Exclude all pictures, then copy each of the records exactly as written.

# # #

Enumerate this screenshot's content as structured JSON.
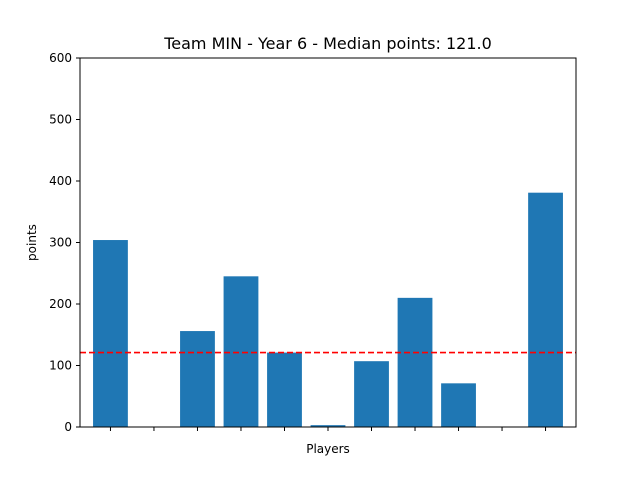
{
  "chart_data": {
    "type": "bar",
    "title": "Team MIN - Year 6 - Median points: 121.0",
    "xlabel": "Players",
    "ylabel": "points",
    "ylim": [
      0,
      600
    ],
    "yticks": [
      0,
      100,
      200,
      300,
      400,
      500,
      600
    ],
    "values": [
      304,
      0,
      156,
      245,
      121,
      3,
      107,
      210,
      71,
      0,
      381
    ],
    "reference_line": {
      "value": 121.0,
      "style": "dashed",
      "color": "#ff0000"
    },
    "bar_color": "#1f77b4",
    "grid": false
  }
}
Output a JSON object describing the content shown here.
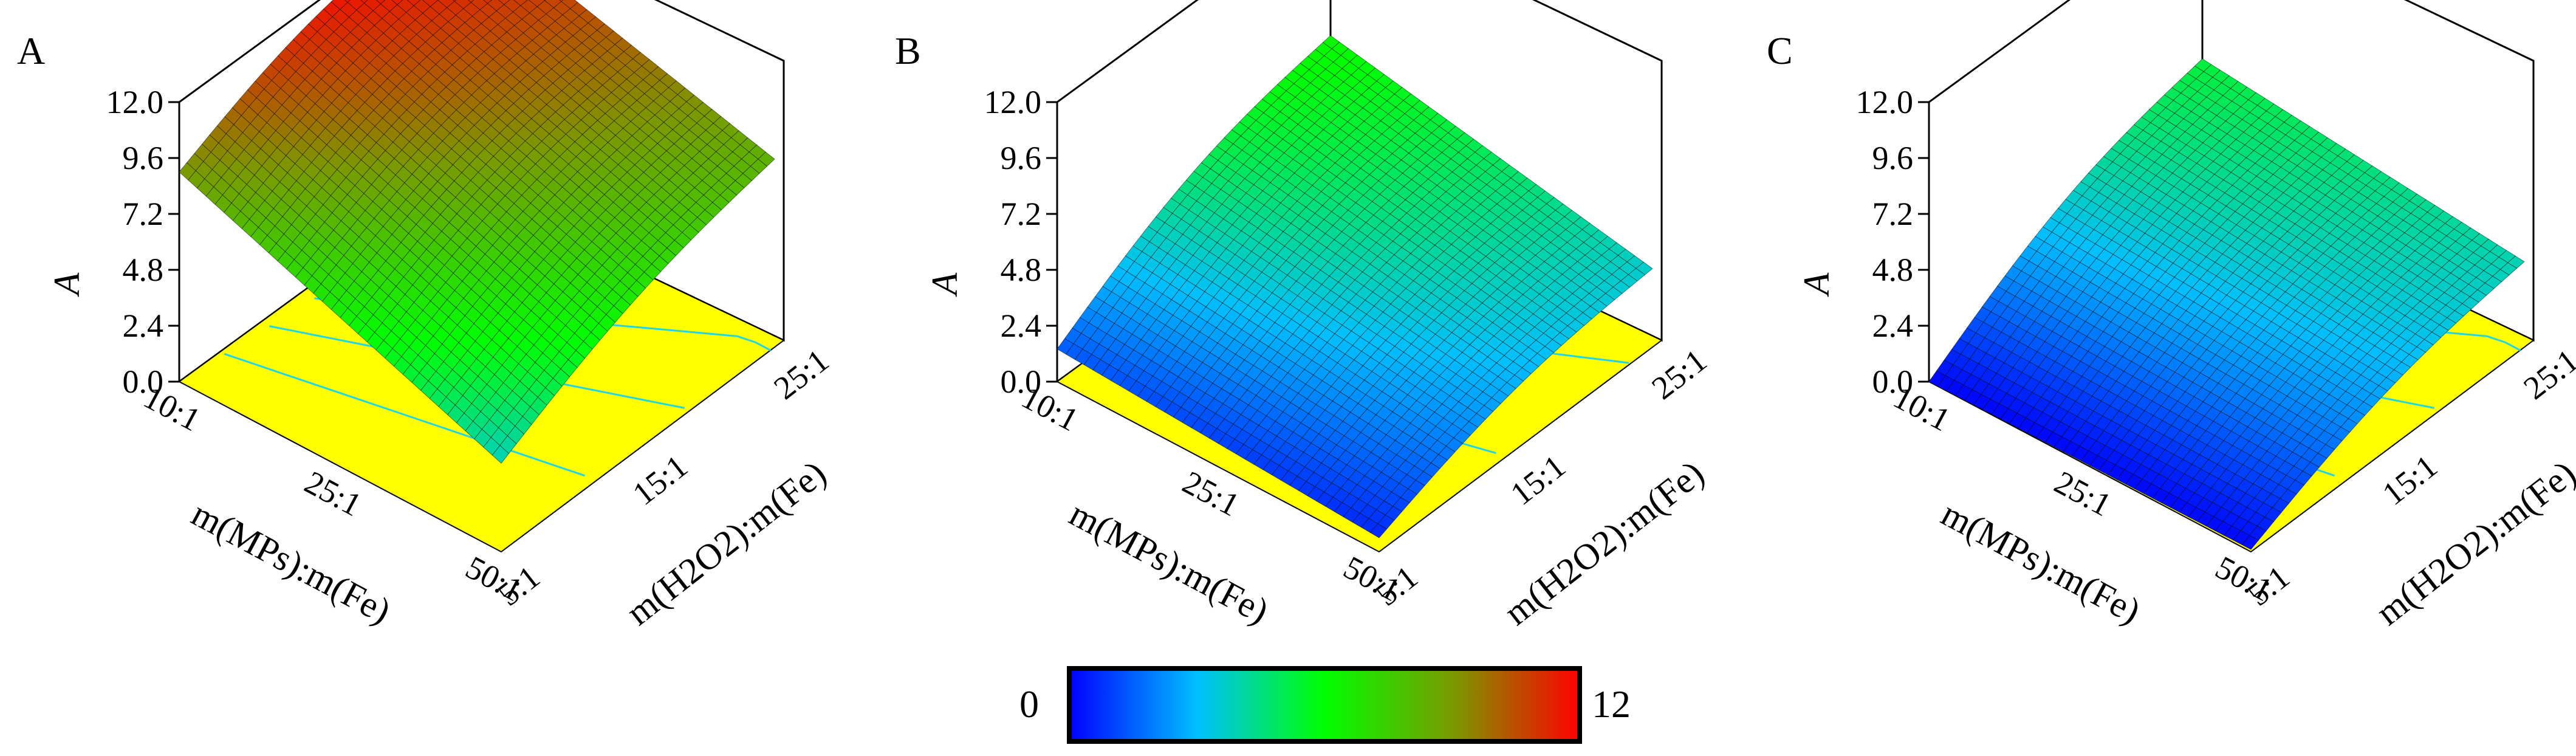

# # #

§ ANSWER TO THIS TASK
Enumerate this screenshot's content as structured JSON.
{
  "chart_data": {
    "type": "bar",
    "title": "Team MIN - Year 6 - Median points: 121.0",
    "xlabel": "Players",
    "ylabel": "points",
    "ylim": [
      0,
      600
    ],
    "yticks": [
      0,
      100,
      200,
      300,
      400,
      500,
      600
    ],
    "values": [
      304,
      0,
      156,
      245,
      121,
      3,
      107,
      210,
      71,
      0,
      381
    ],
    "reference_line": {
      "value": 121.0,
      "style": "dashed",
      "color": "#ff0000"
    },
    "bar_color": "#1f77b4",
    "grid": false
  }
}
Output a JSON object describing the content shown here.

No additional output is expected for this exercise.